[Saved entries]
------------------------------------------------------------------------

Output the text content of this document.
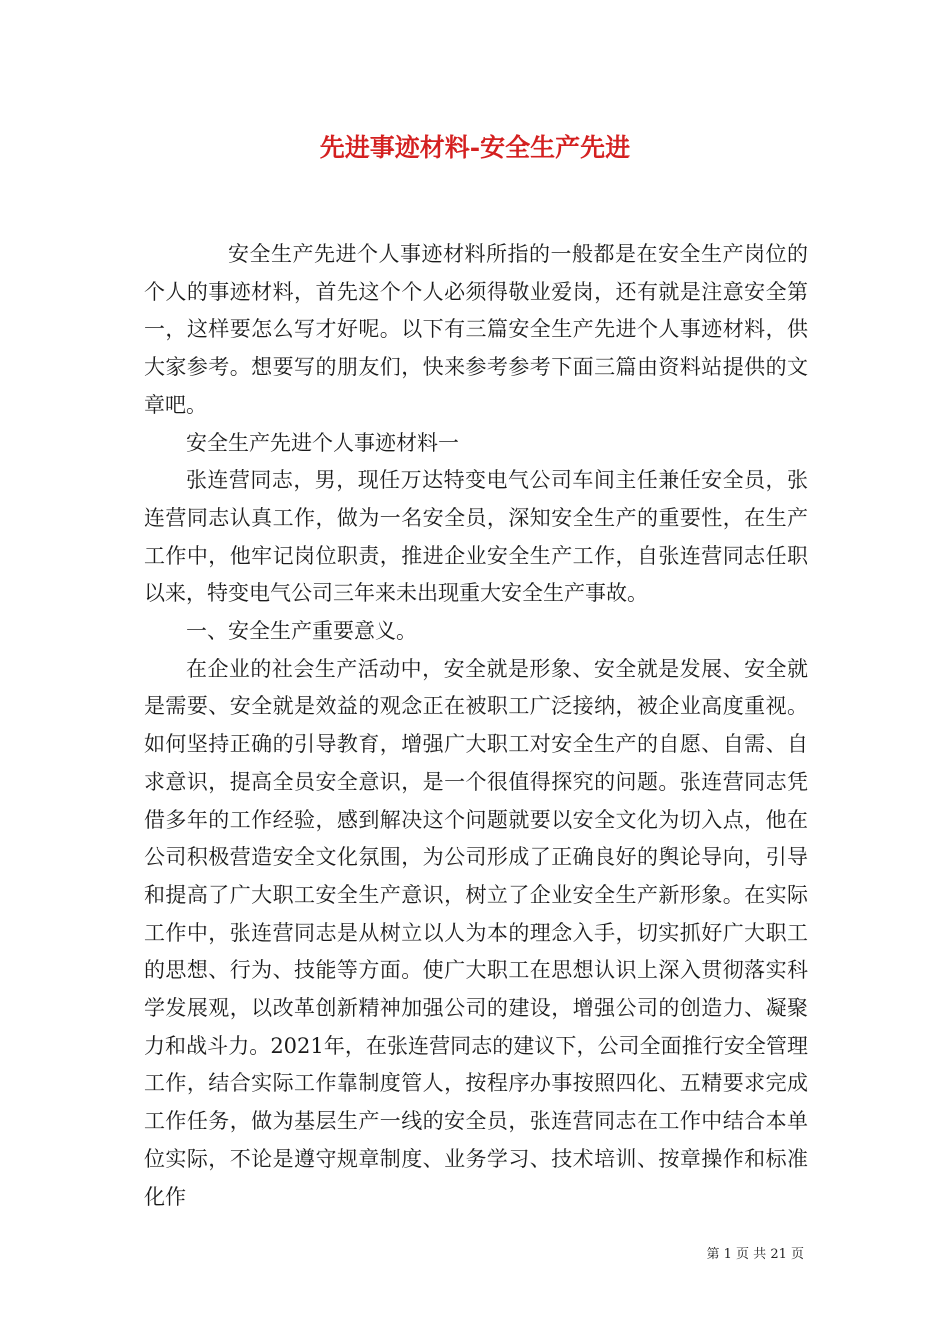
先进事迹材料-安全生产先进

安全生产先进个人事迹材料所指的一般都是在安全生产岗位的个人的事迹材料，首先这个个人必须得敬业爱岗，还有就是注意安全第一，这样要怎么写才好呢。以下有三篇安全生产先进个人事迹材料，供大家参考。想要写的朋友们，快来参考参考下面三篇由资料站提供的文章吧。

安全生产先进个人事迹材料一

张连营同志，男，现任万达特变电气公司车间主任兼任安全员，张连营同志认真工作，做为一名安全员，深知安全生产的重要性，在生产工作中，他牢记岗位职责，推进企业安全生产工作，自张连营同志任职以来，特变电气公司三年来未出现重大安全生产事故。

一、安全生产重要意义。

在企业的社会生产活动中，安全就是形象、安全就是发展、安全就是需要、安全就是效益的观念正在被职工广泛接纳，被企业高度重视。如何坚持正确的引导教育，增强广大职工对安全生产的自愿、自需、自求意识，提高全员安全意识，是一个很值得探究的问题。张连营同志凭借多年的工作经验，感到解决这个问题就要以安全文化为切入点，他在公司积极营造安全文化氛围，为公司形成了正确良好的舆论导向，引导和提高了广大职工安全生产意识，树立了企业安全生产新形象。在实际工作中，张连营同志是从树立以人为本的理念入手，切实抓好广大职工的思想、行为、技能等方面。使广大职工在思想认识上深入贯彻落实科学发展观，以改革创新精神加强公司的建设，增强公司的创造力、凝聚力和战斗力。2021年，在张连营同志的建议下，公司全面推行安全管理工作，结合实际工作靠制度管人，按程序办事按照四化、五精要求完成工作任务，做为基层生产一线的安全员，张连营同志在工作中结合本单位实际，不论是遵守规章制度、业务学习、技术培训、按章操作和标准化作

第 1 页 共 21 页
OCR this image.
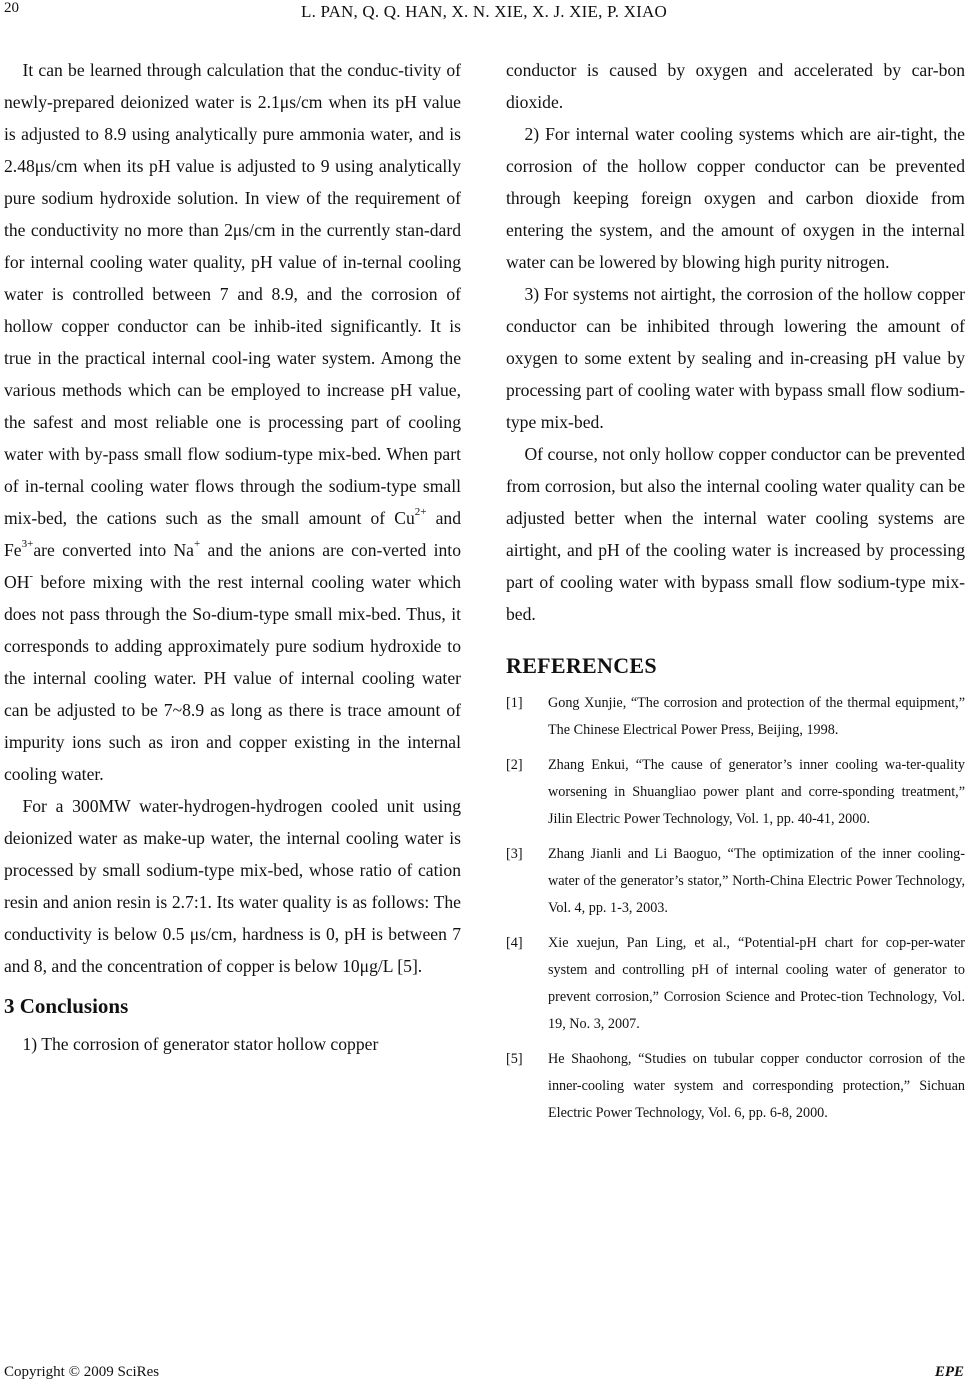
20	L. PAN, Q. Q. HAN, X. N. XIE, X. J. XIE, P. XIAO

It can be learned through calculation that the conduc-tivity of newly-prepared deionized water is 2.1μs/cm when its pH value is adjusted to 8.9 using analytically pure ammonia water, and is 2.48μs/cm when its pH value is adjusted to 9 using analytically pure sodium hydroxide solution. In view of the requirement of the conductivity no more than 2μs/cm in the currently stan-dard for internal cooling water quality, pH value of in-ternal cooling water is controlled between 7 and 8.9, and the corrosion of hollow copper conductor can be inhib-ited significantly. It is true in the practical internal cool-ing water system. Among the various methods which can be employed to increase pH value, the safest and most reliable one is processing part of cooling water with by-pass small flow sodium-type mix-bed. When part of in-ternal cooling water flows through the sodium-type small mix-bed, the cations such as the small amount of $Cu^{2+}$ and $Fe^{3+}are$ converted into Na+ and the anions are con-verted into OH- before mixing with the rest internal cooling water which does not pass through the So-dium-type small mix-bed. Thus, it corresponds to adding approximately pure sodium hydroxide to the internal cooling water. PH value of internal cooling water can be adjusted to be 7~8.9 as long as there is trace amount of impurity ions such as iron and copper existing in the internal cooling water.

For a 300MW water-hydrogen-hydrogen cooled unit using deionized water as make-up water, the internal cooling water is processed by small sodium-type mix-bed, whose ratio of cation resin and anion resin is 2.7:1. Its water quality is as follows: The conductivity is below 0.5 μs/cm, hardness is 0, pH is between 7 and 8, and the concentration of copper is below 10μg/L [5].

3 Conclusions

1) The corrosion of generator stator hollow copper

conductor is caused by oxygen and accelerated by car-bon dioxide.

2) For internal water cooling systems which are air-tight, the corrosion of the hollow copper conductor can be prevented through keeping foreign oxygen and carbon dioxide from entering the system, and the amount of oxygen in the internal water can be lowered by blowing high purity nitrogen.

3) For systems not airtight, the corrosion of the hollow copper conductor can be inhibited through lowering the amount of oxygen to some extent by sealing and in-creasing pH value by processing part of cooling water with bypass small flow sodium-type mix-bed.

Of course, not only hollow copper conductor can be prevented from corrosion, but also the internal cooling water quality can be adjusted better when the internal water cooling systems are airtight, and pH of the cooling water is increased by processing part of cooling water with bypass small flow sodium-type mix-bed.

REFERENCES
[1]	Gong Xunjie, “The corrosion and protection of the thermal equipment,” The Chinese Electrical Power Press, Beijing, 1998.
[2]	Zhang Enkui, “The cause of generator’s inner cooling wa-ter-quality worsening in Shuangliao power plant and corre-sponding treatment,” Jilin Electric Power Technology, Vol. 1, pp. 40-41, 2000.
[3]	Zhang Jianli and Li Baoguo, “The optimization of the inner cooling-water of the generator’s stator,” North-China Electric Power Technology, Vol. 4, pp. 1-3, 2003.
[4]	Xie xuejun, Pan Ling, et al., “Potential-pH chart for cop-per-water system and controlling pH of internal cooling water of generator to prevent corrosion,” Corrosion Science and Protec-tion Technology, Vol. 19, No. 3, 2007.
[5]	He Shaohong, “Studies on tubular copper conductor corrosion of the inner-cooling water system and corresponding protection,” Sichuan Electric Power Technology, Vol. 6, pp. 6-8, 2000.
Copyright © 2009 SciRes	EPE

------------------------------------------------------------------------

## What you should do
Across the preceding material, how many lines contain the word "protection"? State the number alone.

## Exercise response
2